[A run of records]
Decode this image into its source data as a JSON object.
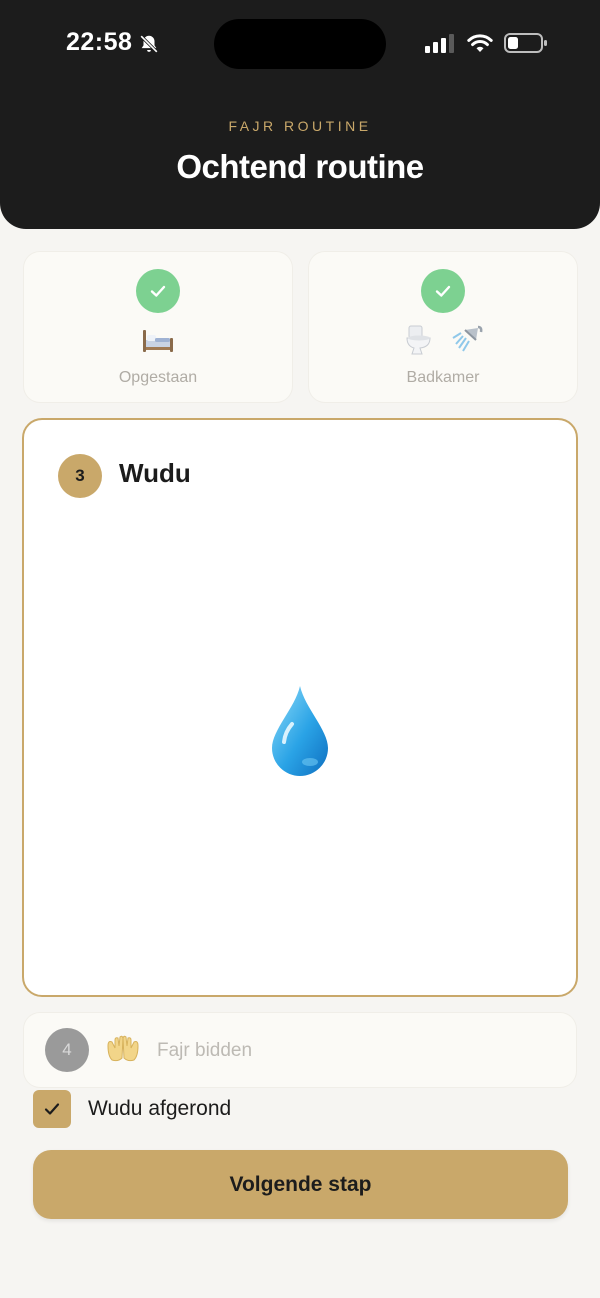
{
  "status_bar": {
    "time": "22:58",
    "icons": [
      "bell-slash-icon",
      "cellular-signal-icon",
      "wifi-icon",
      "battery-low-icon"
    ]
  },
  "header": {
    "eyebrow": "FAJR ROUTINE",
    "title": "Ochtend routine"
  },
  "completed_steps": [
    {
      "label": "Opgestaan",
      "icons": [
        "bed-icon"
      ]
    },
    {
      "label": "Badkamer",
      "icons": [
        "toilet-icon",
        "shower-icon"
      ]
    }
  ],
  "current_step": {
    "number": "3",
    "title": "Wudu",
    "icon": "water-drop-icon"
  },
  "next_step": {
    "number": "4",
    "label": "Fajr bidden",
    "icon": "palms-up-icon"
  },
  "checkbox": {
    "label": "Wudu afgerond",
    "checked": true
  },
  "primary_button": {
    "label": "Volgende stap"
  },
  "colors": {
    "accent_gold": "#c9a86a",
    "header_dark": "#1c1c1c",
    "check_green": "#7dd191",
    "background": "#f6f5f2"
  }
}
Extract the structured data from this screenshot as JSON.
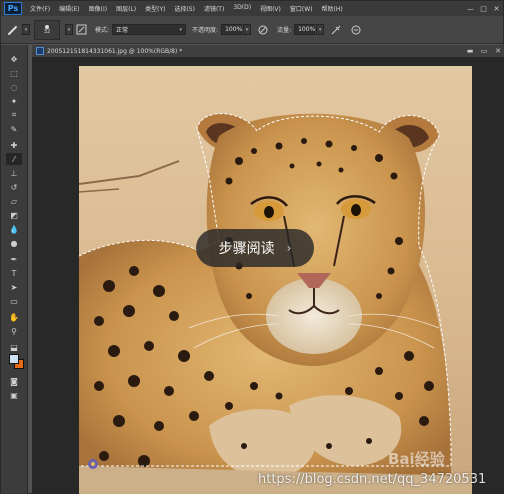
{
  "app": {
    "logo": "Ps"
  },
  "menu": [
    "文件(F)",
    "编辑(E)",
    "图像(I)",
    "图层(L)",
    "类型(Y)",
    "选择(S)",
    "滤镜(T)",
    "3D(D)",
    "视图(V)",
    "窗口(W)",
    "帮助(H)"
  ],
  "window_controls": [
    "—",
    "□",
    "✕"
  ],
  "options": {
    "brush_size": "32",
    "mode_label": "模式:",
    "mode_value": "正常",
    "opacity_label": "不透明度:",
    "opacity_value": "100%",
    "flow_label": "流量:",
    "flow_value": "100%"
  },
  "document": {
    "title": "200512151814331061.jpg @ 100%(RGB/8) *",
    "controls": [
      "▬",
      "▭",
      "✕"
    ]
  },
  "overlay": {
    "label": "步骤阅读",
    "chevron": "›"
  },
  "watermarks": {
    "baidu": "Bai经验",
    "csdn": "https://blog.csdn.net/qq_34720531"
  },
  "colors": {
    "foreground": "#cfe0f0",
    "background": "#e66a12"
  }
}
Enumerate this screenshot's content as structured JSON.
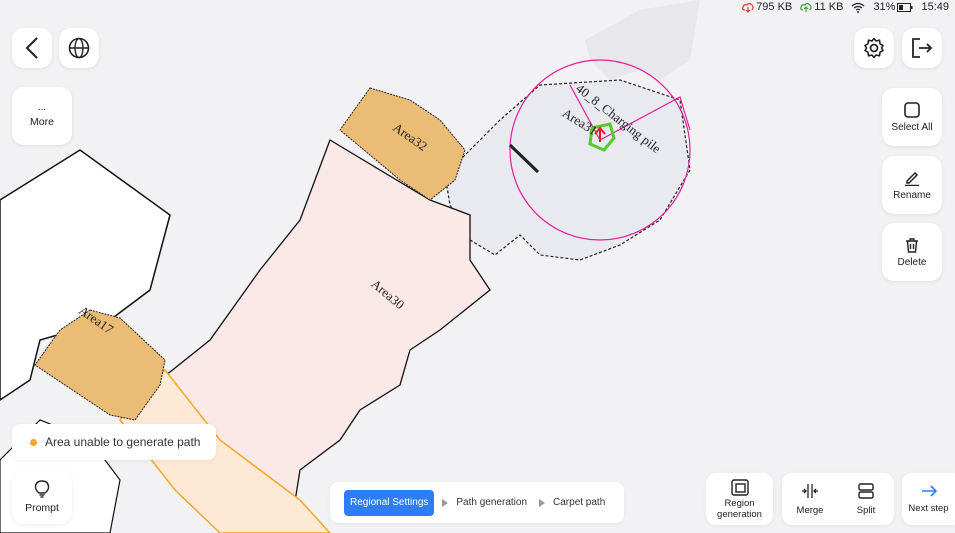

What you should do: Return the entries unchanged, save for the pictures, which do not belong in the copy.

In response:
Decode this image into its source data as a JSON object.
{
  "status_bar": {
    "time": "22:58",
    "icons": [
      "bell-slash-icon",
      "cellular-signal-icon",
      "wifi-icon",
      "battery-low-icon"
    ]
  },
  "header": {
    "eyebrow": "FAJR ROUTINE",
    "title": "Ochtend routine"
  },
  "completed_steps": [
    {
      "label": "Opgestaan",
      "icons": [
        "bed-icon"
      ]
    },
    {
      "label": "Badkamer",
      "icons": [
        "toilet-icon",
        "shower-icon"
      ]
    }
  ],
  "current_step": {
    "number": "3",
    "title": "Wudu",
    "icon": "water-drop-icon"
  },
  "next_step": {
    "number": "4",
    "label": "Fajr bidden",
    "icon": "palms-up-icon"
  },
  "checkbox": {
    "label": "Wudu afgerond",
    "checked": true
  },
  "primary_button": {
    "label": "Volgende stap"
  },
  "colors": {
    "accent_gold": "#c9a86a",
    "header_dark": "#1c1c1c",
    "check_green": "#7dd191",
    "background": "#f6f5f2"
  }
}
Extract the structured data from this screenshot as JSON.
{
  "app": {
    "logo": "Ps"
  },
  "menu": [
    "文件(F)",
    "编辑(E)",
    "图像(I)",
    "图层(L)",
    "类型(Y)",
    "选择(S)",
    "滤镜(T)",
    "3D(D)",
    "视图(V)",
    "窗口(W)",
    "帮助(H)"
  ],
  "window_controls": [
    "—",
    "□",
    "✕"
  ],
  "options": {
    "brush_size": "32",
    "mode_label": "模式:",
    "mode_value": "正常",
    "opacity_label": "不透明度:",
    "opacity_value": "100%",
    "flow_label": "流量:",
    "flow_value": "100%"
  },
  "document": {
    "title": "200512151814331061.jpg @ 100%(RGB/8) *",
    "controls": [
      "▬",
      "▭",
      "✕"
    ]
  },
  "overlay": {
    "label": "步骤阅读",
    "chevron": "›"
  },
  "watermarks": {
    "baidu": "Bai经验",
    "csdn": "https://blog.csdn.net/qq_34720531"
  },
  "colors": {
    "foreground": "#cfe0f0",
    "background": "#e66a12"
  }
}
Enumerate this screenshot's content as structured JSON.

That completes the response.